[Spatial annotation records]
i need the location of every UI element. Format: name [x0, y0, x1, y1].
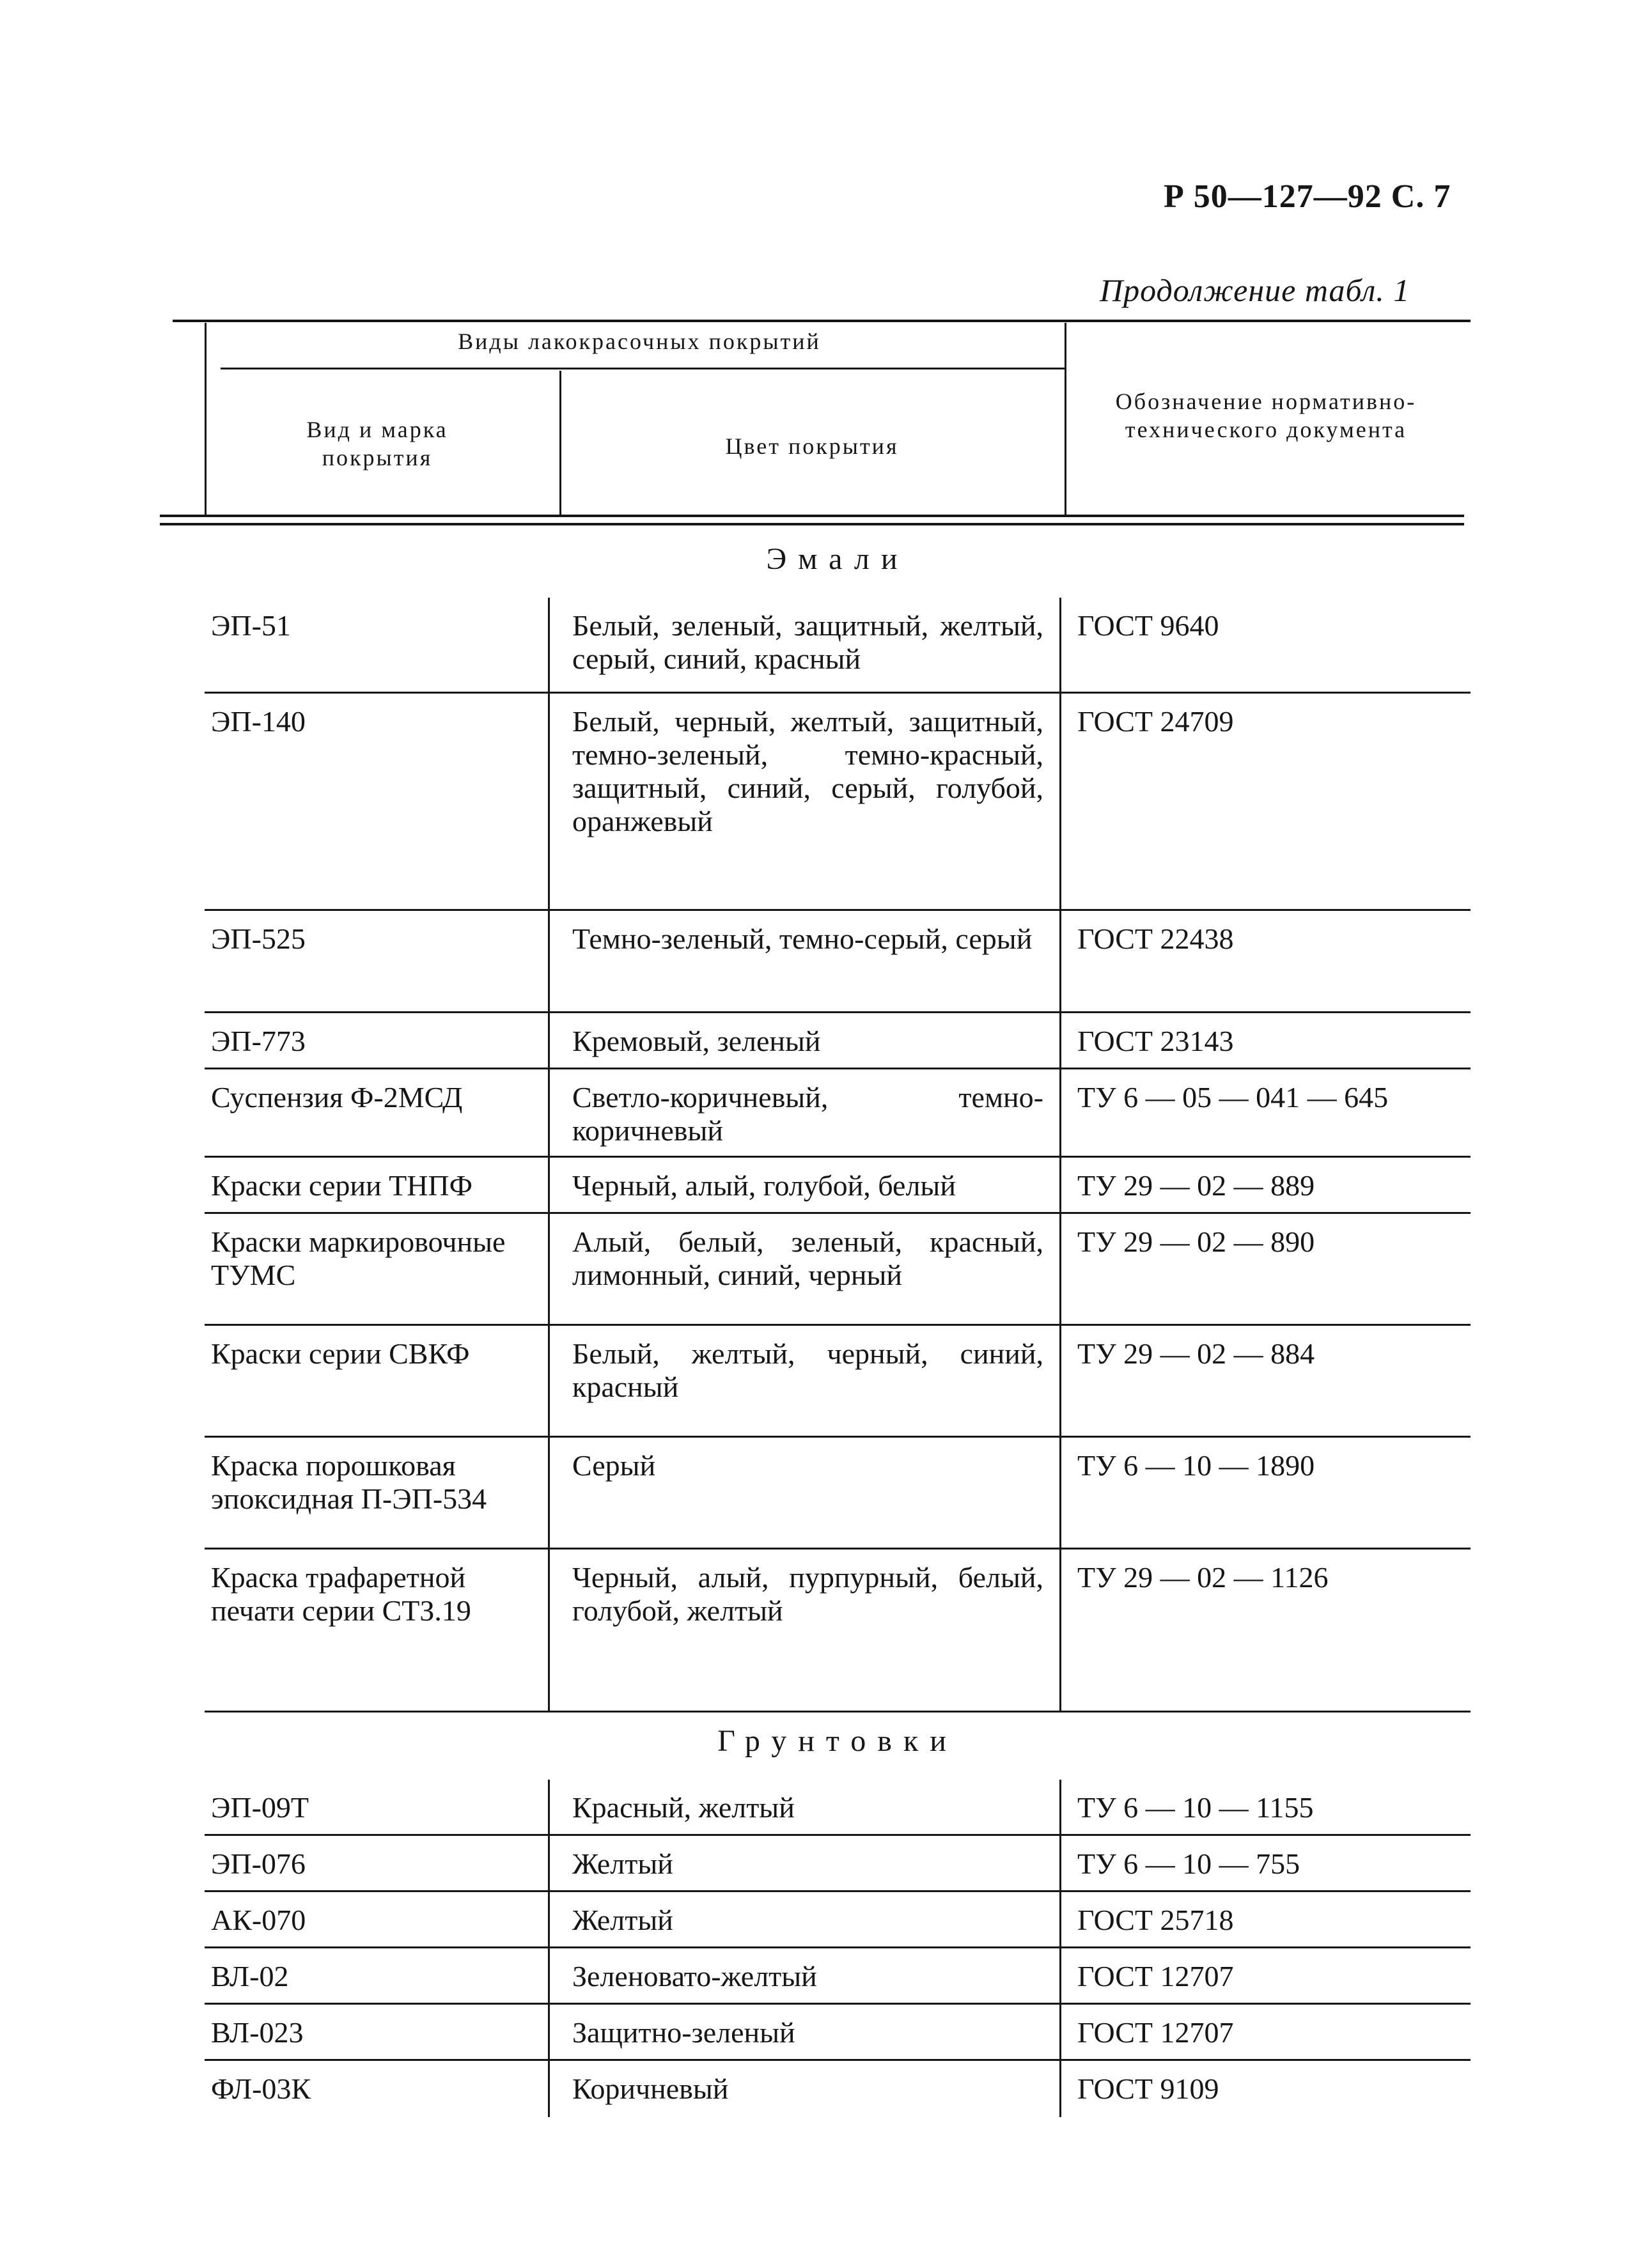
header-group-underline	[221, 368, 1065, 369]
section-title: Эмали	[766, 542, 909, 576]
cell-mark: ЭП-09Т	[205, 1780, 550, 1836]
cell-color: Серый	[550, 1438, 1061, 1550]
cell-doc: ГОСТ 25718	[1061, 1892, 1471, 1948]
cell-doc: ТУ 6 — 05 — 041 — 645	[1061, 1069, 1471, 1158]
cell-color: Светло-коричневый, темно-коричневый	[550, 1069, 1061, 1158]
table-row	[205, 1892, 1471, 1948]
cell-mark: Краски серии ТНПФ	[205, 1158, 550, 1214]
table-row	[205, 1550, 1471, 1713]
cell-color: Зеленовато-желтый	[550, 1948, 1061, 2005]
cell-mark: Краски серии СВКФ	[205, 1326, 550, 1438]
cell-color: Кремовый, зеленый	[550, 1013, 1061, 1069]
cell-color: Желтый	[550, 1892, 1061, 1948]
cell-mark: Краска трафаретной печати серии СТЗ.19	[205, 1550, 550, 1713]
cell-mark: ЭП-525	[205, 911, 550, 1013]
cell-color: Черный, алый, голубой, белый	[550, 1158, 1061, 1214]
cell-color: Коричневый	[550, 2061, 1061, 2117]
table-row	[205, 911, 1471, 1013]
header-col1-label: Вид и марка покрытия	[306, 417, 448, 470]
table-row	[205, 1013, 1471, 1069]
cell-mark: ЭП-51	[205, 598, 550, 694]
cell-mark: ЭП-140	[205, 694, 550, 911]
cell-doc: ТУ 29 — 02 — 890	[1061, 1214, 1471, 1326]
cell-doc: ТУ 6 — 10 — 755	[1061, 1836, 1471, 1892]
table-row	[205, 1158, 1471, 1214]
header-group-label: Виды лакокрасочных покрытий	[458, 329, 821, 354]
cell-doc: ГОСТ 12707	[1061, 2005, 1471, 2061]
cell-doc: ТУ 29 — 02 — 889	[1061, 1158, 1471, 1214]
cell-color: Защитно-зеленый	[550, 2005, 1061, 2061]
table-caption: Продолжение табл. 1	[1100, 272, 1410, 308]
cell-doc: ГОСТ 23143	[1061, 1013, 1471, 1069]
cell-mark: ВЛ-02	[205, 1948, 550, 2005]
section-title: Грунтовки	[717, 1724, 958, 1758]
cell-color: Алый, белый, зеленый, красный, лимонный, синий, черный	[550, 1214, 1061, 1326]
table-row	[205, 1438, 1471, 1550]
cell-mark: ЭП-773	[205, 1013, 550, 1069]
cell-mark: Краска порошковая эпоксидная П-ЭП-534	[205, 1438, 550, 1550]
header-col2-label: Цвет покрытия	[725, 433, 899, 459]
cell-color: Белый, зеленый, защитный, желтый, серый, синий, красный	[550, 598, 1061, 694]
cell-color: Красный, желтый	[550, 1780, 1061, 1836]
page-header: Р 50—127—92 С. 7	[1164, 178, 1451, 215]
table-row	[205, 1836, 1471, 1892]
cell-doc: ГОСТ 9640	[1061, 598, 1471, 694]
cell-color: Темно-зеленый, темно-серый, серый	[550, 911, 1061, 1013]
table-row	[205, 1214, 1471, 1326]
cell-doc: ТУ 29 — 02 — 884	[1061, 1326, 1471, 1438]
header-double-rule-1	[160, 515, 1464, 517]
table-row	[205, 2005, 1471, 2061]
cell-color: Желтый	[550, 1836, 1061, 1892]
cell-mark: Суспензия Ф-2МСД	[205, 1069, 550, 1158]
table-row	[205, 694, 1471, 911]
table-row	[205, 1069, 1471, 1158]
header-doc-divider	[1065, 323, 1066, 515]
table-body	[205, 531, 1471, 2117]
cell-color: Белый, желтый, черный, синий, красный	[550, 1326, 1061, 1438]
table-row	[205, 1780, 1471, 1836]
header-double-rule-2	[160, 523, 1464, 525]
header-group-divider	[559, 371, 561, 515]
table-row	[205, 1326, 1471, 1438]
cell-doc: ТУ 6 — 10 — 1890	[1061, 1438, 1471, 1550]
cell-color: Белый, черный, желтый, защитный, темно-зеленый, темно-красный, защитный, синий, серый, голубой, оранжевый	[550, 694, 1061, 911]
cell-doc: ТУ 29 — 02 — 1126	[1061, 1550, 1471, 1713]
header-left-border	[205, 323, 207, 515]
cell-mark: Краски маркировочные ТУМС	[205, 1214, 550, 1326]
cell-doc: ГОСТ 24709	[1061, 694, 1471, 911]
cell-color: Черный, алый, пурпурный, белый, голубой, желтый	[550, 1550, 1061, 1713]
cell-mark: АК-070	[205, 1892, 550, 1948]
cell-mark: ВЛ-023	[205, 2005, 550, 2061]
cell-doc: ТУ 6 — 10 — 1155	[1061, 1780, 1471, 1836]
table-row	[205, 598, 1471, 694]
header-col3-label: Обозначение нормативно-технического документа	[1115, 389, 1417, 442]
cell-mark: ФЛ-03К	[205, 2061, 550, 2117]
table-row	[205, 2061, 1471, 2117]
cell-mark: ЭП-076	[205, 1836, 550, 1892]
table-row	[205, 1948, 1471, 2005]
cell-doc: ГОСТ 12707	[1061, 1948, 1471, 2005]
cell-doc: ГОСТ 22438	[1061, 911, 1471, 1013]
table-top-rule	[173, 320, 1471, 322]
cell-doc: ГОСТ 9109	[1077, 2072, 1219, 2105]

### Written problem
Reproduce every line of the records above character for character, omitting the pictures.

### Correct answer
i need the location of every UI element. Format: name [x0, y0, x1, y1].
header-group-underline	[221, 368, 1065, 369]
section-title: Эмали	[766, 542, 909, 576]
cell-mark: ЭП-09Т	[205, 1780, 550, 1836]
cell-color: Серый	[550, 1438, 1061, 1550]
cell-doc: ГОСТ 25718	[1061, 1892, 1471, 1948]
cell-doc: ТУ 6 — 05 — 041 — 645	[1061, 1069, 1471, 1158]
cell-color: Светло-коричневый, темно-коричневый	[550, 1069, 1061, 1158]
table-row	[205, 1892, 1471, 1948]
cell-mark: Краски серии ТНПФ	[205, 1158, 550, 1214]
table-row	[205, 1550, 1471, 1713]
cell-color: Зеленовато-желтый	[550, 1948, 1061, 2005]
cell-mark: Краски серии СВКФ	[205, 1326, 550, 1438]
cell-color: Кремовый, зеленый	[550, 1013, 1061, 1069]
cell-color: Желтый	[550, 1892, 1061, 1948]
cell-mark: Краска трафаретной печати серии СТЗ.19	[205, 1550, 550, 1713]
cell-mark: ЭП-525	[205, 911, 550, 1013]
cell-color: Черный, алый, голубой, белый	[550, 1158, 1061, 1214]
cell-color: Коричневый	[550, 2061, 1061, 2117]
table-row	[205, 911, 1471, 1013]
header-col1-label: Вид и марка покрытия	[306, 417, 448, 470]
table-row	[205, 1013, 1471, 1069]
cell-mark: ЭП-51	[205, 598, 550, 694]
cell-mark: ЭП-140	[205, 694, 550, 911]
cell-doc: ТУ 29 — 02 — 890	[1061, 1214, 1471, 1326]
cell-doc: ТУ 6 — 10 — 755	[1061, 1836, 1471, 1892]
table-row	[205, 1158, 1471, 1214]
header-group-label: Виды лакокрасочных покрытий	[458, 329, 821, 354]
cell-doc: ГОСТ 12707	[1061, 2005, 1471, 2061]
cell-doc: ТУ 29 — 02 — 889	[1061, 1158, 1471, 1214]
cell-color: Защитно-зеленый	[550, 2005, 1061, 2061]
table-caption: Продолжение табл. 1	[1100, 272, 1410, 308]
cell-doc: ГОСТ 23143	[1061, 1013, 1471, 1069]
cell-mark: ВЛ-02	[205, 1948, 550, 2005]
section-title: Грунтовки	[717, 1724, 958, 1758]
cell-color: Алый, белый, зеленый, красный, лимонный, синий, черный	[550, 1214, 1061, 1326]
table-row	[205, 1438, 1471, 1550]
cell-mark: ЭП-773	[205, 1013, 550, 1069]
cell-mark: Краска порошковая эпоксидная П-ЭП-534	[205, 1438, 550, 1550]
header-col2-label: Цвет покрытия	[725, 433, 899, 459]
cell-color: Белый, зеленый, защитный, желтый, серый, синий, красный	[550, 598, 1061, 694]
cell-color: Красный, желтый	[550, 1780, 1061, 1836]
page-header: Р 50—127—92 С. 7	[1164, 178, 1451, 215]
table-row	[205, 1836, 1471, 1892]
cell-doc: ГОСТ 9640	[1061, 598, 1471, 694]
cell-color: Темно-зеленый, темно-серый, серый	[550, 911, 1061, 1013]
table-row	[205, 1214, 1471, 1326]
cell-doc: ТУ 29 — 02 — 884	[1061, 1326, 1471, 1438]
header-double-rule-1	[160, 515, 1464, 517]
table-row	[205, 2005, 1471, 2061]
cell-color: Желтый	[550, 1836, 1061, 1892]
cell-mark: Суспензия Ф-2МСД	[205, 1069, 550, 1158]
table-row	[205, 694, 1471, 911]
table-row	[205, 1069, 1471, 1158]
header-doc-divider	[1065, 323, 1066, 515]
table-body	[205, 531, 1471, 2117]
cell-color: Белый, желтый, черный, синий, красный	[550, 1326, 1061, 1438]
table-row	[205, 1780, 1471, 1836]
header-double-rule-2	[160, 523, 1464, 525]
header-group-divider	[559, 371, 561, 515]
table-row	[205, 1326, 1471, 1438]
cell-doc: ТУ 6 — 10 — 1890	[1061, 1438, 1471, 1550]
cell-color: Белый, черный, желтый, защитный, темно-зеленый, темно-красный, защитный, синий, серый, голубой, оранжевый	[550, 694, 1061, 911]
cell-doc: ТУ 29 — 02 — 1126	[1061, 1550, 1471, 1713]
header-left-border	[205, 323, 207, 515]
cell-mark: Краски маркировочные ТУМС	[205, 1214, 550, 1326]
cell-doc: ГОСТ 24709	[1061, 694, 1471, 911]
cell-color: Черный, алый, пурпурный, белый, голубой, желтый	[550, 1550, 1061, 1713]
cell-mark: АК-070	[205, 1892, 550, 1948]
cell-mark: ВЛ-023	[205, 2005, 550, 2061]
cell-doc: ТУ 6 — 10 — 1155	[1061, 1780, 1471, 1836]
table-row	[205, 598, 1471, 694]
header-col3-label: Обозначение нормативно-технического документа	[1115, 389, 1417, 442]
cell-mark: ФЛ-03К	[205, 2061, 550, 2117]
table-row	[205, 2061, 1471, 2117]
cell-mark: ЭП-076	[205, 1836, 550, 1892]
table-row	[205, 1948, 1471, 2005]
cell-doc: ГОСТ 12707	[1061, 1948, 1471, 2005]
cell-doc: ГОСТ 22438	[1061, 911, 1471, 1013]
table-top-rule	[173, 320, 1471, 322]
cell-doc: ГОСТ 9109	[1077, 2072, 1219, 2105]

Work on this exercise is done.